_Requirement_
Copy each line with the word "title" in it.

_Records that describe figures_
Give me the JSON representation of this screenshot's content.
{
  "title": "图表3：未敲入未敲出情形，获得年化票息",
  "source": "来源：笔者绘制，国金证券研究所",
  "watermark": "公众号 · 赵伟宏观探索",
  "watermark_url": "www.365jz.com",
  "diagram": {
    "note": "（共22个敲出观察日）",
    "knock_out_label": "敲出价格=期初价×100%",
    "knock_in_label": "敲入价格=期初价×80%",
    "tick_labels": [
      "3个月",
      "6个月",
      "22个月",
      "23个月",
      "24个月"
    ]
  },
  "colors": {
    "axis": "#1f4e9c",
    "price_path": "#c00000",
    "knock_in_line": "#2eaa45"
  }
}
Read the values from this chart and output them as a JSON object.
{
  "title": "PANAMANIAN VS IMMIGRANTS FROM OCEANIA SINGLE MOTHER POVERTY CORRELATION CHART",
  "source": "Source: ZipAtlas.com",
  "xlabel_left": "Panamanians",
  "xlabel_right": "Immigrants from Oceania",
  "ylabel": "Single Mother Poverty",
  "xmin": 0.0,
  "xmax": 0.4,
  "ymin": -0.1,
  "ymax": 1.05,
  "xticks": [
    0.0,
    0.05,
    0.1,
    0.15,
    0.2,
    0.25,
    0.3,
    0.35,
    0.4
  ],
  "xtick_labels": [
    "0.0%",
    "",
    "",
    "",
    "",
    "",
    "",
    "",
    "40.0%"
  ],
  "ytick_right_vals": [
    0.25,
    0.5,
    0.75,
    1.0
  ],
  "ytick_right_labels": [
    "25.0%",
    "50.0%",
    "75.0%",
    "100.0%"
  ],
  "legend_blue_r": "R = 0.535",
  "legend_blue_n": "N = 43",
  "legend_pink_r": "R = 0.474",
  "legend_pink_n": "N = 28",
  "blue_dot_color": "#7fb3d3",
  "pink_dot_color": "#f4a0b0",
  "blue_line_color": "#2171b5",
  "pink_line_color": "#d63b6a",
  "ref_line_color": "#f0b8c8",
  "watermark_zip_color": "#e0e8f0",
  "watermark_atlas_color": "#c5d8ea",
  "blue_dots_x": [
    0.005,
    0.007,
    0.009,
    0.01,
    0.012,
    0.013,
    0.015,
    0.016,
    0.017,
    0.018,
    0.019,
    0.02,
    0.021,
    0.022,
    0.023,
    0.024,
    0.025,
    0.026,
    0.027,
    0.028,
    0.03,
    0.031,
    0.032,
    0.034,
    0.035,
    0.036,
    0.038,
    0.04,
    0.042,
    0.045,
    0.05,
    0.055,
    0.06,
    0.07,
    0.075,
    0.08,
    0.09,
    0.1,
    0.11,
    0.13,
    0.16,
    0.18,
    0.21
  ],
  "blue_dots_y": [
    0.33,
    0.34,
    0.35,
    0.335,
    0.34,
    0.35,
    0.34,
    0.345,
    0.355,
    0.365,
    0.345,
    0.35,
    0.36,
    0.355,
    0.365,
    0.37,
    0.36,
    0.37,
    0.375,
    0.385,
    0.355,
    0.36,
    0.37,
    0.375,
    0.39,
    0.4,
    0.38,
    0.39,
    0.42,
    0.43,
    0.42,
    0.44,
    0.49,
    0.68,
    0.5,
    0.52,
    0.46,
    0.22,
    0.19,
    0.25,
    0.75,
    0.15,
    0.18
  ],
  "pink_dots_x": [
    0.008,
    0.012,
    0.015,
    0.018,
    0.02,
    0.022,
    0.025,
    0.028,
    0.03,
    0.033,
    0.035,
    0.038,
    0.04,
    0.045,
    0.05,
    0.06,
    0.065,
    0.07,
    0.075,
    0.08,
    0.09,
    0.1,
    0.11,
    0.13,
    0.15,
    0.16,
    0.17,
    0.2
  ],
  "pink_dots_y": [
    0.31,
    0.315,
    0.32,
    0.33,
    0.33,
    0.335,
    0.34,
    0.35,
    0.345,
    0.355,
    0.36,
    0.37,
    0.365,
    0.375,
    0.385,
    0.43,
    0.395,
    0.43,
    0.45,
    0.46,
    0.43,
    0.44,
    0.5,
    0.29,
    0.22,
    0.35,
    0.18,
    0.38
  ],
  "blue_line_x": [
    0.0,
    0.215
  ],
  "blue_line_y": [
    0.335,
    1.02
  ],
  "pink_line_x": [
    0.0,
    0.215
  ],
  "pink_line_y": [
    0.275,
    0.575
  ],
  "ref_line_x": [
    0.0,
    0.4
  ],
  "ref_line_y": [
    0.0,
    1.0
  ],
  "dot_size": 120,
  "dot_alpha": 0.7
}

_Solution_
  "title": "图表3：未敲入未敲出情形，获得年化票息",
  "title": "PANAMANIAN VS IMMIGRANTS FROM OCEANIA SINGLE MOTHER POVERTY CORRELATION CHART",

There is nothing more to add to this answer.